[A block of data]
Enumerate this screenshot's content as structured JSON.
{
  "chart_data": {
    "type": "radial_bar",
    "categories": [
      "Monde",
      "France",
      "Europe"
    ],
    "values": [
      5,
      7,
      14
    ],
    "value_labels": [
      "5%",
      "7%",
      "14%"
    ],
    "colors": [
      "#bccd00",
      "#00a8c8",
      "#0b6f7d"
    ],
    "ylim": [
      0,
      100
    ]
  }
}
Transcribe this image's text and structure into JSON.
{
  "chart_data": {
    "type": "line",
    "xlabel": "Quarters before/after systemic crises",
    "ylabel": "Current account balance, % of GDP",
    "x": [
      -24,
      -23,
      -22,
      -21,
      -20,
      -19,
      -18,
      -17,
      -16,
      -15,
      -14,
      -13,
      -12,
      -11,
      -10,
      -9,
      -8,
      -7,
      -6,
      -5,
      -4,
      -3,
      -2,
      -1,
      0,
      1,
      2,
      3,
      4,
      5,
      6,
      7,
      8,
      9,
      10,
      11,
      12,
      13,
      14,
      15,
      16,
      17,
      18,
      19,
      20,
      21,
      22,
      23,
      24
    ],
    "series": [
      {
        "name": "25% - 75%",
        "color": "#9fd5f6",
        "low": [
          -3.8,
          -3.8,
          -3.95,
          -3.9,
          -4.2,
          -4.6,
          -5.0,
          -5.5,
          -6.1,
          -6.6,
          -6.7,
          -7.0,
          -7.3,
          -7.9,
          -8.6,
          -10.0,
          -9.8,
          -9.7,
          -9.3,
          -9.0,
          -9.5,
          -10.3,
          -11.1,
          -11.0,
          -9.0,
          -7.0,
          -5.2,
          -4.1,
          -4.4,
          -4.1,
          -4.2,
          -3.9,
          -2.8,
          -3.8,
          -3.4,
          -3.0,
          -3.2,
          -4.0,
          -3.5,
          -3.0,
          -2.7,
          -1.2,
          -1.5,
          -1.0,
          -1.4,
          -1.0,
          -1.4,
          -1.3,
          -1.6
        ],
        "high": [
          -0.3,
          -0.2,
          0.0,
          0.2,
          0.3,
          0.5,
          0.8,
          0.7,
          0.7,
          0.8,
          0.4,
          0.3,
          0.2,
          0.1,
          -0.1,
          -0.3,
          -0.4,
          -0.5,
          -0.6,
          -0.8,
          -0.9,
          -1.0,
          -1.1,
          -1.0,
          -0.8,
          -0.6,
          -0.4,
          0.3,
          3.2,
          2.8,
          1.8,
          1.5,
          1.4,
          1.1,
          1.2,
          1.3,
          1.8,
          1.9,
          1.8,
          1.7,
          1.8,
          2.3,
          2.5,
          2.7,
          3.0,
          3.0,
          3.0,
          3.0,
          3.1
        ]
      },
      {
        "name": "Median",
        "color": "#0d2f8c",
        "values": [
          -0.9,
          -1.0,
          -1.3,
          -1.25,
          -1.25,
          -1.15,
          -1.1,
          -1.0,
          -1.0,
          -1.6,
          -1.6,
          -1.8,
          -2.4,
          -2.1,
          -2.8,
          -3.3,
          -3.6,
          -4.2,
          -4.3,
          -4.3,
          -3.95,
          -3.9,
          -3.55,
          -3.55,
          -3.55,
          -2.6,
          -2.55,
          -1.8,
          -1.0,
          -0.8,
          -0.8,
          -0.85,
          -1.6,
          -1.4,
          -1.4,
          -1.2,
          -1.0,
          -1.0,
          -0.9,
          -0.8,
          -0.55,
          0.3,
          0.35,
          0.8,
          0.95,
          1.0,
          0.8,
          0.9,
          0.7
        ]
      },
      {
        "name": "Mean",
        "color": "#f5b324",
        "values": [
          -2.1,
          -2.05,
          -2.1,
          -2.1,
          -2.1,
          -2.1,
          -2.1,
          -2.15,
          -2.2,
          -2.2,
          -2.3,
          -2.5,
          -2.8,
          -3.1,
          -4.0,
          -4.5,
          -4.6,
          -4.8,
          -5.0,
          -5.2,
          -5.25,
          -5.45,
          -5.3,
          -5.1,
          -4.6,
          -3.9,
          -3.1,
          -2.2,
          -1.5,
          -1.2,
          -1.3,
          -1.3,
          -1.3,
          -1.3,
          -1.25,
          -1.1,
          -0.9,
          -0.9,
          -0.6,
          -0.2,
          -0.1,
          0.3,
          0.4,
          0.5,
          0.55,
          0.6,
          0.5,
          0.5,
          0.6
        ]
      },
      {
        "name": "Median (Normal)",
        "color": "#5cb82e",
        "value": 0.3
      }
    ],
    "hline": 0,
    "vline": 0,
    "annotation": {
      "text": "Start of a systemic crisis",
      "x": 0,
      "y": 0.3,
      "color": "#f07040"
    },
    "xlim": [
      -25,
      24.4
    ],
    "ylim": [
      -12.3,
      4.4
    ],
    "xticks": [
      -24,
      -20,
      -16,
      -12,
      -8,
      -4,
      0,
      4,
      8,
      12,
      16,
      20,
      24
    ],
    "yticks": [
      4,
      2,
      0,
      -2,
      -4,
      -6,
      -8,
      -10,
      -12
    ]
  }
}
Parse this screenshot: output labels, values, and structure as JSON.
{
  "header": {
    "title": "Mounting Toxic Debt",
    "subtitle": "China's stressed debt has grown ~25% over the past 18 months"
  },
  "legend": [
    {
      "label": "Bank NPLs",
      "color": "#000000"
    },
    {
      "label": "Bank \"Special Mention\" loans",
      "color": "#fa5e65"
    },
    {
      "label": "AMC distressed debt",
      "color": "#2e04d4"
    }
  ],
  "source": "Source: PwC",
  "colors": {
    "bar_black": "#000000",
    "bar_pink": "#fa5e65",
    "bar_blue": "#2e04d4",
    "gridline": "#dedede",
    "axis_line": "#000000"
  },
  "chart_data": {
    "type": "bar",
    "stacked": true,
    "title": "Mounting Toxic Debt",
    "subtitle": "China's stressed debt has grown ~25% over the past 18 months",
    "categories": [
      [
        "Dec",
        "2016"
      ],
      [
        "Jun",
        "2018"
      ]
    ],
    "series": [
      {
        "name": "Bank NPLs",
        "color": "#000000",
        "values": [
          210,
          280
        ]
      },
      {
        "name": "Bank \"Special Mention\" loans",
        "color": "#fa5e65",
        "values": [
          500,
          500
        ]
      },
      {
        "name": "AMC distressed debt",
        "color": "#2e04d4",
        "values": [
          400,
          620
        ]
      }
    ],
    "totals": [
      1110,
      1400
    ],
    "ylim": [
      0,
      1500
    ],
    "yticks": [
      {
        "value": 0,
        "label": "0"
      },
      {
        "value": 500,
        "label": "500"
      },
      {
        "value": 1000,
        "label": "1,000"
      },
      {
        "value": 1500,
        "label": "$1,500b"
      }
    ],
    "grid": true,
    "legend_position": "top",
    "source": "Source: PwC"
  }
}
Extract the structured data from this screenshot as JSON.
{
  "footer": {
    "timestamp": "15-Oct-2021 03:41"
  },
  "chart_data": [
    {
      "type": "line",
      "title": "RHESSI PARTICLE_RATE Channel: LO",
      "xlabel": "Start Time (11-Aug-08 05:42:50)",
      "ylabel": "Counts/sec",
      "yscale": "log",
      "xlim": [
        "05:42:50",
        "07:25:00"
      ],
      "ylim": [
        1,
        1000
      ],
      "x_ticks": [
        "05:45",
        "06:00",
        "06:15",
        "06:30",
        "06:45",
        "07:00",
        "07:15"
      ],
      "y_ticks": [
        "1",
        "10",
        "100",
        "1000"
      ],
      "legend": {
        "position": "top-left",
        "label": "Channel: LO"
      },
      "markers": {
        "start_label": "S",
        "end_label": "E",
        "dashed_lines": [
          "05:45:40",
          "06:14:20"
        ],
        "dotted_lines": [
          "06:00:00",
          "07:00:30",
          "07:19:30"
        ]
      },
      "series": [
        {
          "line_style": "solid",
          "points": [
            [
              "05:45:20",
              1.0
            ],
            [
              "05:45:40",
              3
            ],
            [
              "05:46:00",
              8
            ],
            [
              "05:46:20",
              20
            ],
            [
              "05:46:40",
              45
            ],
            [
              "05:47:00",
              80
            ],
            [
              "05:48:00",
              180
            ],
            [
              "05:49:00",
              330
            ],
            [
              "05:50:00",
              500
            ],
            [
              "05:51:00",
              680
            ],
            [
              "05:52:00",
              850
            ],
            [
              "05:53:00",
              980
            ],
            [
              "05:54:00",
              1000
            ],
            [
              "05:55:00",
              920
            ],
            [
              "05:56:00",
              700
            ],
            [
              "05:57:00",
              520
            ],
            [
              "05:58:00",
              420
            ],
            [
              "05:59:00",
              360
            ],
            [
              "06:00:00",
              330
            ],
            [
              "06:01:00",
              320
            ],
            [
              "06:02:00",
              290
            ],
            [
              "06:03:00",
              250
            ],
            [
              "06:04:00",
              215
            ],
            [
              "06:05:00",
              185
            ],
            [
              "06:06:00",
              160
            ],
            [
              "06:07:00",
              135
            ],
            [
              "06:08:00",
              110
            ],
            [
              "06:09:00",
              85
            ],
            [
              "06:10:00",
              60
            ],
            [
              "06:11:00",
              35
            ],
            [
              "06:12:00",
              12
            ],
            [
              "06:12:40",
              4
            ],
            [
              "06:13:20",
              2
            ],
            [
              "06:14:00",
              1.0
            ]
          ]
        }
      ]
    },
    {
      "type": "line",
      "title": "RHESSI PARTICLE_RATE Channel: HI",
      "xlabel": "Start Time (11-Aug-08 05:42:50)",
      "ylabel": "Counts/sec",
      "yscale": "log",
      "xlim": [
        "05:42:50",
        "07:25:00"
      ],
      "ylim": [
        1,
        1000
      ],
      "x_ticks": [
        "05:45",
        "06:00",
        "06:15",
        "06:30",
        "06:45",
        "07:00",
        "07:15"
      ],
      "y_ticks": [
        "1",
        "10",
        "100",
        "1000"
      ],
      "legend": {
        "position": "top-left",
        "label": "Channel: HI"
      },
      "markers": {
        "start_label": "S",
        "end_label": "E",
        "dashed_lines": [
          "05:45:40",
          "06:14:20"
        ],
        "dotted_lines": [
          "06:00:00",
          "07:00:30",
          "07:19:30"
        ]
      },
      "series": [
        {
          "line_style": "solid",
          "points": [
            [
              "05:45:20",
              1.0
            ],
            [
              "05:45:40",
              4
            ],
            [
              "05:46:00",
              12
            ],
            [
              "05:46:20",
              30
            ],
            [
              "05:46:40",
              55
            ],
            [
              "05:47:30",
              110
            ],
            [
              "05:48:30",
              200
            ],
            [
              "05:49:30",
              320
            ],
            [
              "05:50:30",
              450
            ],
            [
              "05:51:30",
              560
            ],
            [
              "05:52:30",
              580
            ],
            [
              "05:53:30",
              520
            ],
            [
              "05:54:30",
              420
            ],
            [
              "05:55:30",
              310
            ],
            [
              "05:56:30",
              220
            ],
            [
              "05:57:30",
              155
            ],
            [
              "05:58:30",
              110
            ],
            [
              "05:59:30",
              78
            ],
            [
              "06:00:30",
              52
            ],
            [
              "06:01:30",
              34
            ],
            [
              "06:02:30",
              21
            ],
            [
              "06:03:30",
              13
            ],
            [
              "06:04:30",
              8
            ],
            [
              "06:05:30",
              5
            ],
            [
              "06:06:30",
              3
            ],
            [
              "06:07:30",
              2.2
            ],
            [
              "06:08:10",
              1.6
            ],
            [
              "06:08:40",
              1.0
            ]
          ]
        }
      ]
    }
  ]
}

### Task directions
Wherever a line in the data above holds "Bank", copy that line.

### Result below
      "label": "Bank NPLs",
      "label": "Bank \"Special Mention\" loans",
        "name": "Bank NPLs",
        "name": "Bank \"Special Mention\" loans",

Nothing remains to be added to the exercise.